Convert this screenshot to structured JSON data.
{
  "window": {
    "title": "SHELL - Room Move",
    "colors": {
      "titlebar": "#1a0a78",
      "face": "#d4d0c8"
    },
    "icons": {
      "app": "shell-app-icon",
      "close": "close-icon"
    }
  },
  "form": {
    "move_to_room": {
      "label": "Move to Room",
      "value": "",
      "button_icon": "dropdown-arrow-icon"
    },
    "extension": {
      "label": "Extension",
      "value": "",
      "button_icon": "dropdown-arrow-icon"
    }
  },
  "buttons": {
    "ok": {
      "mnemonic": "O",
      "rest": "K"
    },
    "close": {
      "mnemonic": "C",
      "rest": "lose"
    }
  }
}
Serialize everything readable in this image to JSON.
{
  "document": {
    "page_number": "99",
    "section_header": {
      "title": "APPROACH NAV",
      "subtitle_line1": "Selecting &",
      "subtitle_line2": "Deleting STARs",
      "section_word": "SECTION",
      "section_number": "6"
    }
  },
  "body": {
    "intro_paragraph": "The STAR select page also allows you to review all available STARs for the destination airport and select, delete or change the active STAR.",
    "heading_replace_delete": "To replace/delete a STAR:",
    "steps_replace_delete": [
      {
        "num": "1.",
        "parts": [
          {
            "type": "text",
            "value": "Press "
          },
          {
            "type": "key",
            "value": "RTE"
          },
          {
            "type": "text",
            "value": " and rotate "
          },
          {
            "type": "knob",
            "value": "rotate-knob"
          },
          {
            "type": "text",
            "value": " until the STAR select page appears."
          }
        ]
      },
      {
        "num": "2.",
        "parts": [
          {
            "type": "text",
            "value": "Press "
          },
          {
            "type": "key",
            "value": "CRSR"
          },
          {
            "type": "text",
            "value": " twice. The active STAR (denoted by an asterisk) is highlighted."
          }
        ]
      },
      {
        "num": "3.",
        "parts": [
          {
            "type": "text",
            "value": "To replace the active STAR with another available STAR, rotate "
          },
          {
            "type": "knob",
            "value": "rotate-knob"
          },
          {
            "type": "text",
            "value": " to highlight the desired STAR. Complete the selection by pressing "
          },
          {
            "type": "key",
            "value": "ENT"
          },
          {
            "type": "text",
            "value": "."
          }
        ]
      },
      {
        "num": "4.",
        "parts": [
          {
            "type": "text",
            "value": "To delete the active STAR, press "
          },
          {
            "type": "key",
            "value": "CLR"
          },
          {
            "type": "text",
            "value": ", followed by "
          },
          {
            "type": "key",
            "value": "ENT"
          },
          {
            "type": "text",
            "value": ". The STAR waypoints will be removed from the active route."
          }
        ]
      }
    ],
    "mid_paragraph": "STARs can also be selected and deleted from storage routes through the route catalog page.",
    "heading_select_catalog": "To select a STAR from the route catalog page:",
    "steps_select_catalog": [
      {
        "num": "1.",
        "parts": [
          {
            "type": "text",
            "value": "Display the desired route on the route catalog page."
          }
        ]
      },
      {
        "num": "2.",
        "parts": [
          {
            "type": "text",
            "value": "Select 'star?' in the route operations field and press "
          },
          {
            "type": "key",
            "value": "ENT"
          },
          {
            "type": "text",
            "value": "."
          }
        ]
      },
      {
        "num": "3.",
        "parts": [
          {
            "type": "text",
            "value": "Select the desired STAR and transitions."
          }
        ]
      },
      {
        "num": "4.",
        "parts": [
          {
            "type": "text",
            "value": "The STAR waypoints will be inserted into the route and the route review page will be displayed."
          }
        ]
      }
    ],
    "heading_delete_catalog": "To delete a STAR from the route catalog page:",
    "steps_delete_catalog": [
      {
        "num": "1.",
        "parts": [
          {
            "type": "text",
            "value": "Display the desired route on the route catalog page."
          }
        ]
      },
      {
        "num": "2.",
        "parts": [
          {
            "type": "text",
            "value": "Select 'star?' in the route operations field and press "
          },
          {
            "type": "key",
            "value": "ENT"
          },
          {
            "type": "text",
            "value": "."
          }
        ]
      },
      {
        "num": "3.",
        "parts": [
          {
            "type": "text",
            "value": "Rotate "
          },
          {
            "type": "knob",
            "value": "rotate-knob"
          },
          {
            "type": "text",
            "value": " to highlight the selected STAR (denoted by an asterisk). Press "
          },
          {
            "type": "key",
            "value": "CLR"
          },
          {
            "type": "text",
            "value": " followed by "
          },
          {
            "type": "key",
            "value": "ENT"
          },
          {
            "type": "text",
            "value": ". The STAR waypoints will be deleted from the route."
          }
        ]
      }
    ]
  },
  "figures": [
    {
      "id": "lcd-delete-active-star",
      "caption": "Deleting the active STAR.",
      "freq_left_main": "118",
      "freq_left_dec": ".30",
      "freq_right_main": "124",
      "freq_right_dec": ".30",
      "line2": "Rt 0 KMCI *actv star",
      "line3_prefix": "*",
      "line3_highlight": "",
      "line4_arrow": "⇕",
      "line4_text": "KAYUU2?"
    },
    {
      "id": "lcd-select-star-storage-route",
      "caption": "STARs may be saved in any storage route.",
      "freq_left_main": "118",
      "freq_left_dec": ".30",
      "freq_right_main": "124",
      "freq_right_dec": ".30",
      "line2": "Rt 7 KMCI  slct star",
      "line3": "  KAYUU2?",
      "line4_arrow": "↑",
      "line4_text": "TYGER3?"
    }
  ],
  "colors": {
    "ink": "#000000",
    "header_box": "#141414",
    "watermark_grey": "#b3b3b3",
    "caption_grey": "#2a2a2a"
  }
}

REQUIRED WORK: All of the lines above must be returned exactly.

THE COMPLETED TASK:
Convert this screenshot to structured JSON data.
{
  "window": {
    "title": "SHELL - Room Move",
    "colors": {
      "titlebar": "#1a0a78",
      "face": "#d4d0c8"
    },
    "icons": {
      "app": "shell-app-icon",
      "close": "close-icon"
    }
  },
  "form": {
    "move_to_room": {
      "label": "Move to Room",
      "value": "",
      "button_icon": "dropdown-arrow-icon"
    },
    "extension": {
      "label": "Extension",
      "value": "",
      "button_icon": "dropdown-arrow-icon"
    }
  },
  "buttons": {
    "ok": {
      "mnemonic": "O",
      "rest": "K"
    },
    "close": {
      "mnemonic": "C",
      "rest": "lose"
    }
  }
}
Serialize everything readable in this image to JSON.
{
  "document": {
    "page_number": "99",
    "section_header": {
      "title": "APPROACH NAV",
      "subtitle_line1": "Selecting &",
      "subtitle_line2": "Deleting STARs",
      "section_word": "SECTION",
      "section_number": "6"
    }
  },
  "body": {
    "intro_paragraph": "The STAR select page also allows you to review all available STARs for the destination airport and select, delete or change the active STAR.",
    "heading_replace_delete": "To replace/delete a STAR:",
    "steps_replace_delete": [
      {
        "num": "1.",
        "parts": [
          {
            "type": "text",
            "value": "Press "
          },
          {
            "type": "key",
            "value": "RTE"
          },
          {
            "type": "text",
            "value": " and rotate "
          },
          {
            "type": "knob",
            "value": "rotate-knob"
          },
          {
            "type": "text",
            "value": " until the STAR select page appears."
          }
        ]
      },
      {
        "num": "2.",
        "parts": [
          {
            "type": "text",
            "value": "Press "
          },
          {
            "type": "key",
            "value": "CRSR"
          },
          {
            "type": "text",
            "value": " twice. The active STAR (denoted by an asterisk) is highlighted."
          }
        ]
      },
      {
        "num": "3.",
        "parts": [
          {
            "type": "text",
            "value": "To replace the active STAR with another available STAR, rotate "
          },
          {
            "type": "knob",
            "value": "rotate-knob"
          },
          {
            "type": "text",
            "value": " to highlight the desired STAR. Complete the selection by pressing "
          },
          {
            "type": "key",
            "value": "ENT"
          },
          {
            "type": "text",
            "value": "."
          }
        ]
      },
      {
        "num": "4.",
        "parts": [
          {
            "type": "text",
            "value": "To delete the active STAR, press "
          },
          {
            "type": "key",
            "value": "CLR"
          },
          {
            "type": "text",
            "value": ", followed by "
          },
          {
            "type": "key",
            "value": "ENT"
          },
          {
            "type": "text",
            "value": ". The STAR waypoints will be removed from the active route."
          }
        ]
      }
    ],
    "mid_paragraph": "STARs can also be selected and deleted from storage routes through the route catalog page.",
    "heading_select_catalog": "To select a STAR from the route catalog page:",
    "steps_select_catalog": [
      {
        "num": "1.",
        "parts": [
          {
            "type": "text",
            "value": "Display the desired route on the route catalog page."
          }
        ]
      },
      {
        "num": "2.",
        "parts": [
          {
            "type": "text",
            "value": "Select 'star?' in the route operations field and press "
          },
          {
            "type": "key",
            "value": "ENT"
          },
          {
            "type": "text",
            "value": "."
          }
        ]
      },
      {
        "num": "3.",
        "parts": [
          {
            "type": "text",
            "value": "Select the desired STAR and transitions."
          }
        ]
      },
      {
        "num": "4.",
        "parts": [
          {
            "type": "text",
            "value": "The STAR waypoints will be inserted into the route and the route review page will be displayed."
          }
        ]
      }
    ],
    "heading_delete_catalog": "To delete a STAR from the route catalog page:",
    "steps_delete_catalog": [
      {
        "num": "1.",
        "parts": [
          {
            "type": "text",
            "value": "Display the desired route on the route catalog page."
          }
        ]
      },
      {
        "num": "2.",
        "parts": [
          {
            "type": "text",
            "value": "Select 'star?' in the route operations field and press "
          },
          {
            "type": "key",
            "value": "ENT"
          },
          {
            "type": "text",
            "value": "."
          }
        ]
      },
      {
        "num": "3.",
        "parts": [
          {
            "type": "text",
            "value": "Rotate "
          },
          {
            "type": "knob",
            "value": "rotate-knob"
          },
          {
            "type": "text",
            "value": " to highlight the selected STAR (denoted by an asterisk). Press "
          },
          {
            "type": "key",
            "value": "CLR"
          },
          {
            "type": "text",
            "value": " followed by "
          },
          {
            "type": "key",
            "value": "ENT"
          },
          {
            "type": "text",
            "value": ". The STAR waypoints will be deleted from the route."
          }
        ]
      }
    ]
  },
  "figures": [
    {
      "id": "lcd-delete-active-star",
      "caption": "Deleting the active STAR.",
      "freq_left_main": "118",
      "freq_left_dec": ".30",
      "freq_right_main": "124",
      "freq_right_dec": ".30",
      "line2": "Rt 0 KMCI *actv star",
      "line3_prefix": "*",
      "line3_highlight": "",
      "line4_arrow": "⇕",
      "line4_text": "KAYUU2?"
    },
    {
      "id": "lcd-select-star-storage-route",
      "caption": "STARs may be saved in any storage route.",
      "freq_left_main": "118",
      "freq_left_dec": ".30",
      "freq_right_main": "124",
      "freq_right_dec": ".30",
      "line2": "Rt 7 KMCI  slct star",
      "line3": "  KAYUU2?",
      "line4_arrow": "↑",
      "line4_text": "TYGER3?"
    }
  ],
  "colors": {
    "ink": "#000000",
    "header_box": "#141414",
    "watermark_grey": "#b3b3b3",
    "caption_grey": "#2a2a2a"
  }
}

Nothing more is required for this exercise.